── INFORMATION GIVEN

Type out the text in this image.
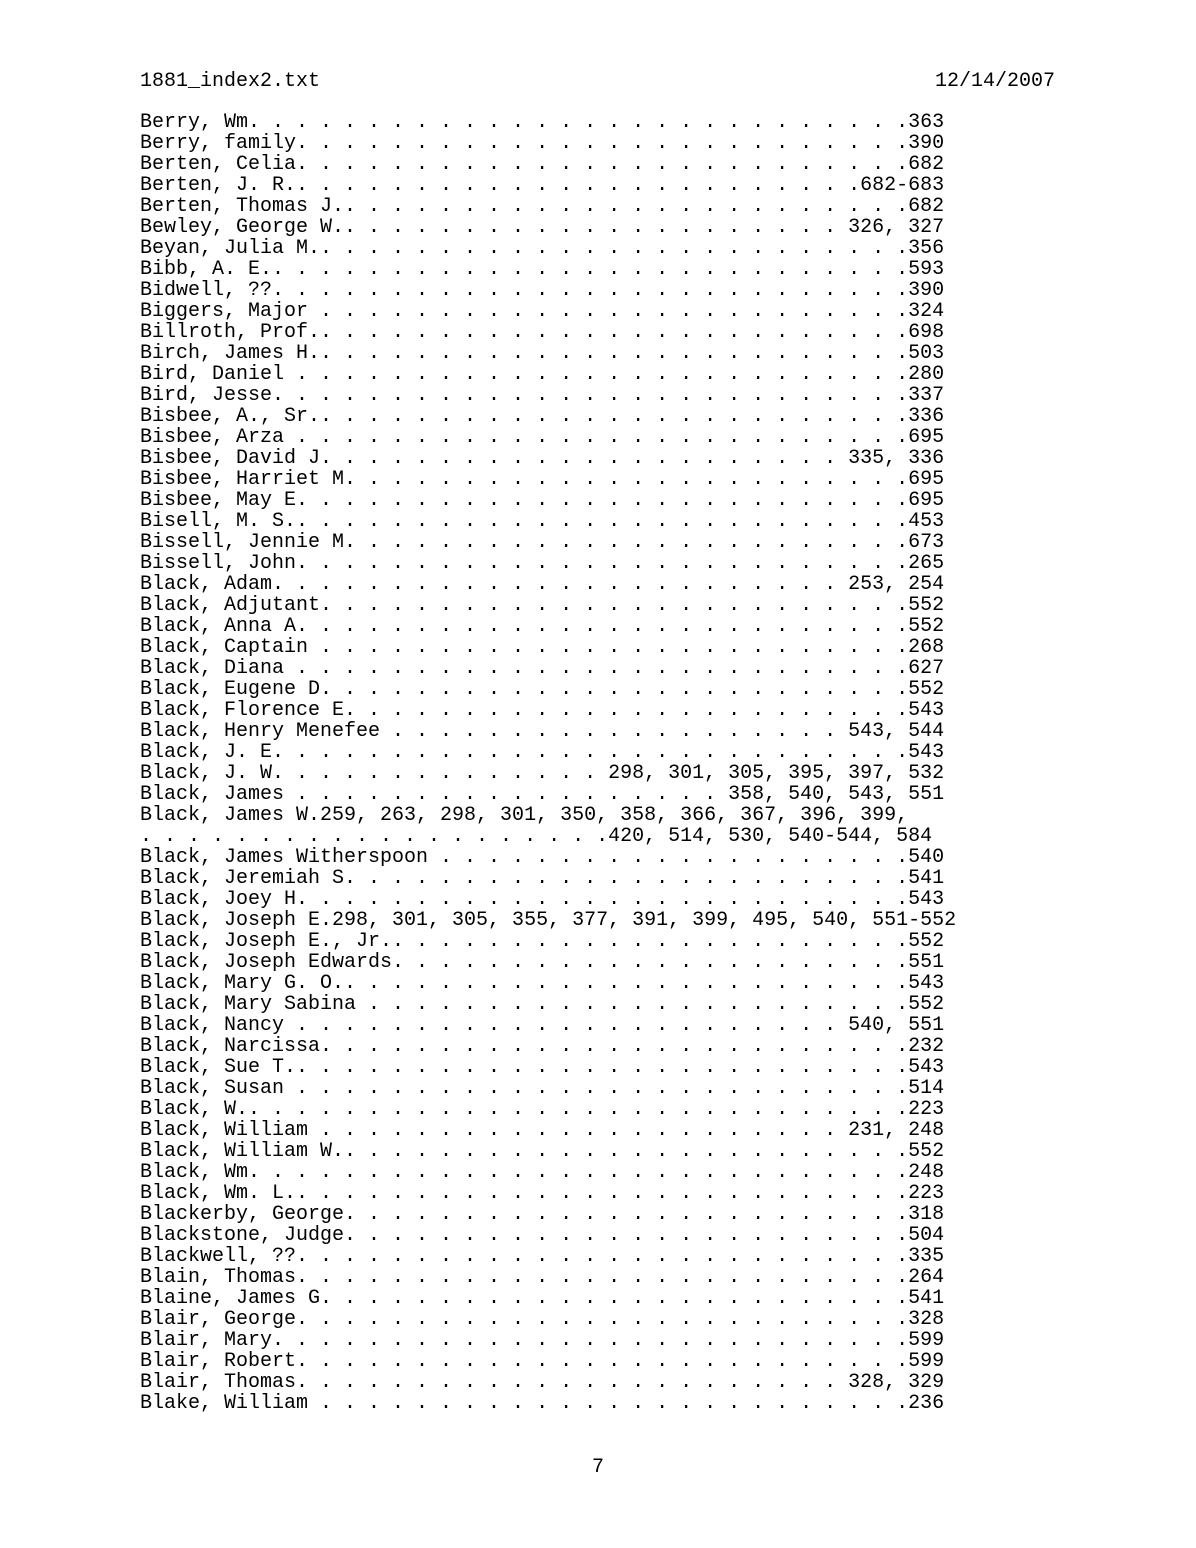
1881_index2.txt	12/14/2007
Berry, Wm. . . . . . . . . . . . . . . . . . . . . . . . . . . .363
Berry, family. . . . . . . . . . . . . . . . . . . . . . . . . .390
Berten, Celia. . . . . . . . . . . . . . . . . . . . . . . . . .682
Berten, J. R.. . . . . . . . . . . . . . . . . . . . . . . .682-683
Berten, Thomas J.. . . . . . . . . . . . . . . . . . . . . . . .682
Bewley, George W.. . . . . . . . . . . . . . . . . . . . . 326, 327
Beyan, Julia M.. . . . . . . . . . . . . . . . . . . . . . . . .356
Bibb, A. E.. . . . . . . . . . . . . . . . . . . . . . . . . . .593
Bidwell, ??. . . . . . . . . . . . . . . . . . . . . . . . . . .390
Biggers, Major . . . . . . . . . . . . . . . . . . . . . . . . .324
Billroth, Prof.. . . . . . . . . . . . . . . . . . . . . . . . .698
Birch, James H.. . . . . . . . . . . . . . . . . . . . . . . . .503
Bird, Daniel . . . . . . . . . . . . . . . . . . . . . . . . . .280
Bird, Jesse. . . . . . . . . . . . . . . . . . . . . . . . . . .337
Bisbee, A., Sr.. . . . . . . . . . . . . . . . . . . . . . . . .336
Bisbee, Arza . . . . . . . . . . . . . . . . . . . . . . . . . .695
Bisbee, David J. . . . . . . . . . . . . . . . . . . . . . 335, 336
Bisbee, Harriet M. . . . . . . . . . . . . . . . . . . . . . . .695
Bisbee, May E. . . . . . . . . . . . . . . . . . . . . . . . . .695
Bisell, M. S.. . . . . . . . . . . . . . . . . . . . . . . . . .453
Bissell, Jennie M. . . . . . . . . . . . . . . . . . . . . . . .673
Bissell, John. . . . . . . . . . . . . . . . . . . . . . . . . .265
Black, Adam. . . . . . . . . . . . . . . . . . . . . . . . 253, 254
Black, Adjutant. . . . . . . . . . . . . . . . . . . . . . . . .552
Black, Anna A. . . . . . . . . . . . . . . . . . . . . . . . . .552
Black, Captain . . . . . . . . . . . . . . . . . . . . . . . . .268
Black, Diana . . . . . . . . . . . . . . . . . . . . . . . . . .627
Black, Eugene D. . . . . . . . . . . . . . . . . . . . . . . . .552
Black, Florence E. . . . . . . . . . . . . . . . . . . . . . . .543
Black, Henry Menefee . . . . . . . . . . . . . . . . . . . 543, 544
Black, J. E. . . . . . . . . . . . . . . . . . . . . . . . . . .543
Black, J. W. . . . . . . . . . . . . . 298, 301, 305, 395, 397, 532
Black, James . . . . . . . . . . . . . . . . . . 358, 540, 543, 551
Black, James W.259, 263, 298, 301, 350, 358, 366, 367, 396, 399,
. . . . . . . . . . . . . . . . . . . .420, 514, 530, 540-544, 584
Black, James Witherspoon . . . . . . . . . . . . . . . . . . . .540
Black, Jeremiah S. . . . . . . . . . . . . . . . . . . . . . . .541
Black, Joey H. . . . . . . . . . . . . . . . . . . . . . . . . .543
Black, Joseph E.298, 301, 305, 355, 377, 391, 399, 495, 540, 551-552
Black, Joseph E., Jr.. . . . . . . . . . . . . . . . . . . . . .552
Black, Joseph Edwards. . . . . . . . . . . . . . . . . . . . . .551
Black, Mary G. O.. . . . . . . . . . . . . . . . . . . . . . . .543
Black, Mary Sabina . . . . . . . . . . . . . . . . . . . . . . .552
Black, Nancy . . . . . . . . . . . . . . . . . . . . . . . 540, 551
Black, Narcissa. . . . . . . . . . . . . . . . . . . . . . . . .232
Black, Sue T.. . . . . . . . . . . . . . . . . . . . . . . . . .543
Black, Susan . . . . . . . . . . . . . . . . . . . . . . . . . .514
Black, W.. . . . . . . . . . . . . . . . . . . . . . . . . . . .223
Black, William . . . . . . . . . . . . . . . . . . . . . . 231, 248
Black, William W.. . . . . . . . . . . . . . . . . . . . . . . .552
Black, Wm. . . . . . . . . . . . . . . . . . . . . . . . . . . .248
Black, Wm. L.. . . . . . . . . . . . . . . . . . . . . . . . . .223
Blackerby, George. . . . . . . . . . . . . . . . . . . . . . . .318
Blackstone, Judge. . . . . . . . . . . . . . . . . . . . . . . .504
Blackwell, ??. . . . . . . . . . . . . . . . . . . . . . . . . .335
Blain, Thomas. . . . . . . . . . . . . . . . . . . . . . . . . .264
Blaine, James G. . . . . . . . . . . . . . . . . . . . . . . . .541
Blair, George. . . . . . . . . . . . . . . . . . . . . . . . . .328
Blair, Mary. . . . . . . . . . . . . . . . . . . . . . . . . . .599
Blair, Robert. . . . . . . . . . . . . . . . . . . . . . . . . .599
Blair, Thomas. . . . . . . . . . . . . . . . . . . . . . . 328, 329
Blake, William . . . . . . . . . . . . . . . . . . . . . . . . .236
7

────

Extract every line above containing the word "William".

- CORRECT RESPONSE -
Black, William . . . . . . . . . . . . . . . . . . . . . . 231, 248
Black, William W.. . . . . . . . . . . . . . . . . . . . . . . .552
Blake, William . . . . . . . . . . . . . . . . . . . . . . . . .236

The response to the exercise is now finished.